--- EXERCISE MATERIAL ---
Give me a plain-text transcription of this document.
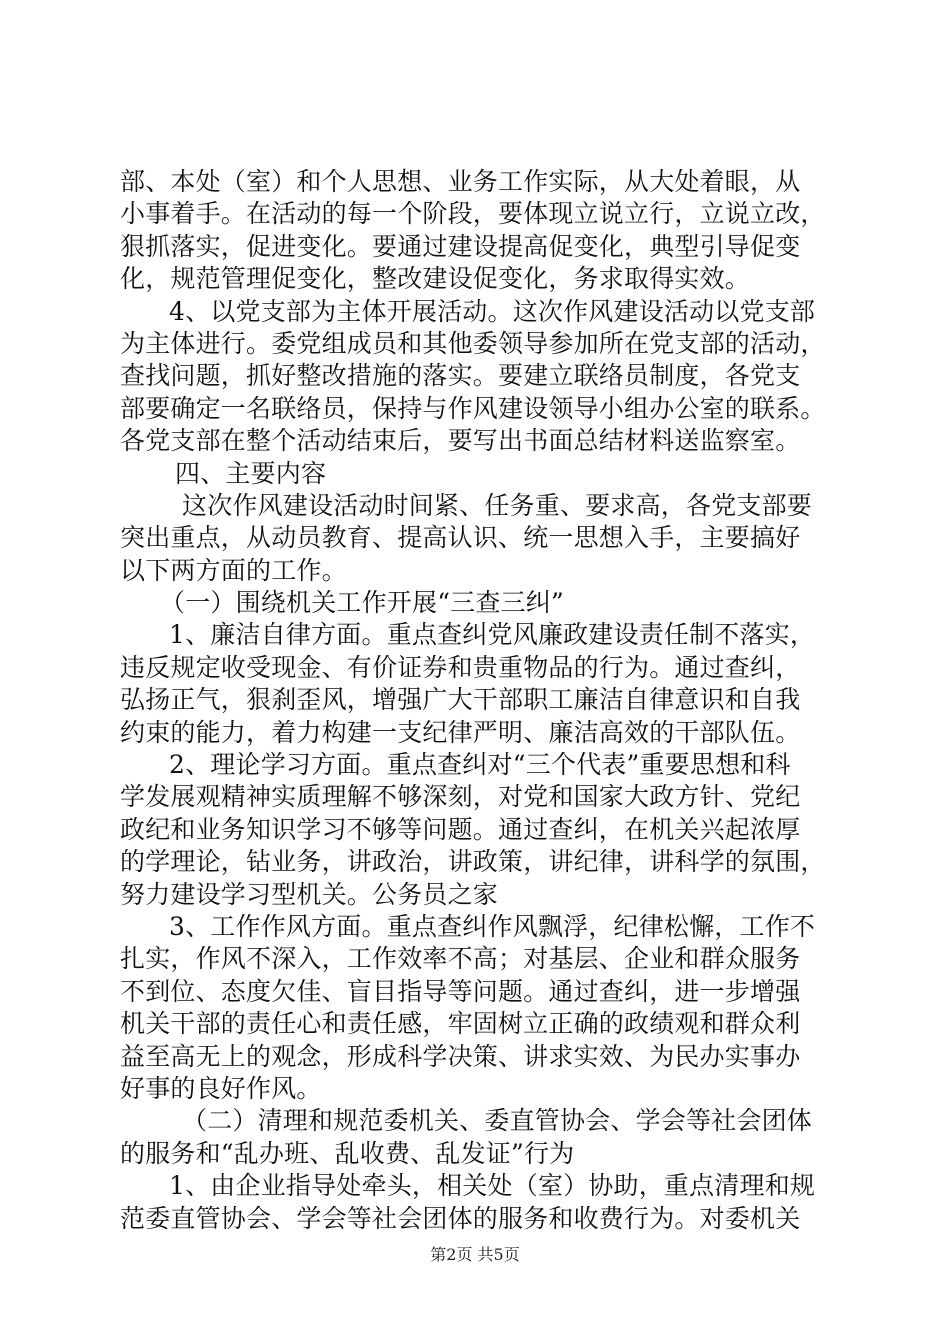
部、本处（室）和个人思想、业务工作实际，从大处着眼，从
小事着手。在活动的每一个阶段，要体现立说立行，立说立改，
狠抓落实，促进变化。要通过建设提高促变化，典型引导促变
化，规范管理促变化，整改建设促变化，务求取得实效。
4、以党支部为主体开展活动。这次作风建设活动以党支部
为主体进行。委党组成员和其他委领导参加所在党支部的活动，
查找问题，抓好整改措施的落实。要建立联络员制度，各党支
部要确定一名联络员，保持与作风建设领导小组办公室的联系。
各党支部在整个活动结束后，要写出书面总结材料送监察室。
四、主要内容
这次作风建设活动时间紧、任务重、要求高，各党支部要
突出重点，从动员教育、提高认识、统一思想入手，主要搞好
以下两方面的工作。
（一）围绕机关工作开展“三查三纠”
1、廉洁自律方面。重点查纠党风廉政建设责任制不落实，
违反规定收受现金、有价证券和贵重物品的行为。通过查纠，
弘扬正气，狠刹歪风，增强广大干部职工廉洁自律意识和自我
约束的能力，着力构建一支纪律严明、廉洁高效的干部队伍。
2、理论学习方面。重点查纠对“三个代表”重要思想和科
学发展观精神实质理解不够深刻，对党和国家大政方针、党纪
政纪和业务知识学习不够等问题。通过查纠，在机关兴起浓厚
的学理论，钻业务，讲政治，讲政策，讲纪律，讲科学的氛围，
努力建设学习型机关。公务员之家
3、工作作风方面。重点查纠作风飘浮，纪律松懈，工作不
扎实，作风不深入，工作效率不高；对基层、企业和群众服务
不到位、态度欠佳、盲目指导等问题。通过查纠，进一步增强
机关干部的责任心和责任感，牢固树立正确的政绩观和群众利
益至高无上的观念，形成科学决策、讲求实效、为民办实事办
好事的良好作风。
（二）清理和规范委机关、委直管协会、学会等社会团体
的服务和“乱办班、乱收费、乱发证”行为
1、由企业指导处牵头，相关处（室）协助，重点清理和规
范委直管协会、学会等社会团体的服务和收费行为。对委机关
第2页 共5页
---
--- EXERCISE MATERIAL ---
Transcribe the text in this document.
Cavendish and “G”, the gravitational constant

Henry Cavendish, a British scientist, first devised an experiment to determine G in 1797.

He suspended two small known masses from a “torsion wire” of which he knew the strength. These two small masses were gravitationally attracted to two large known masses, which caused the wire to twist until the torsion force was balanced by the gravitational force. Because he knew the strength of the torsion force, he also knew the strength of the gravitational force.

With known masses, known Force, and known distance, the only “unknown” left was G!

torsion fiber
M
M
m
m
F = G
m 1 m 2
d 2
---
* SET TASK
Give the count of lines in the listing above that include "通过查纠", with no other words.

* SOLUTION TO THE EXERCISE
3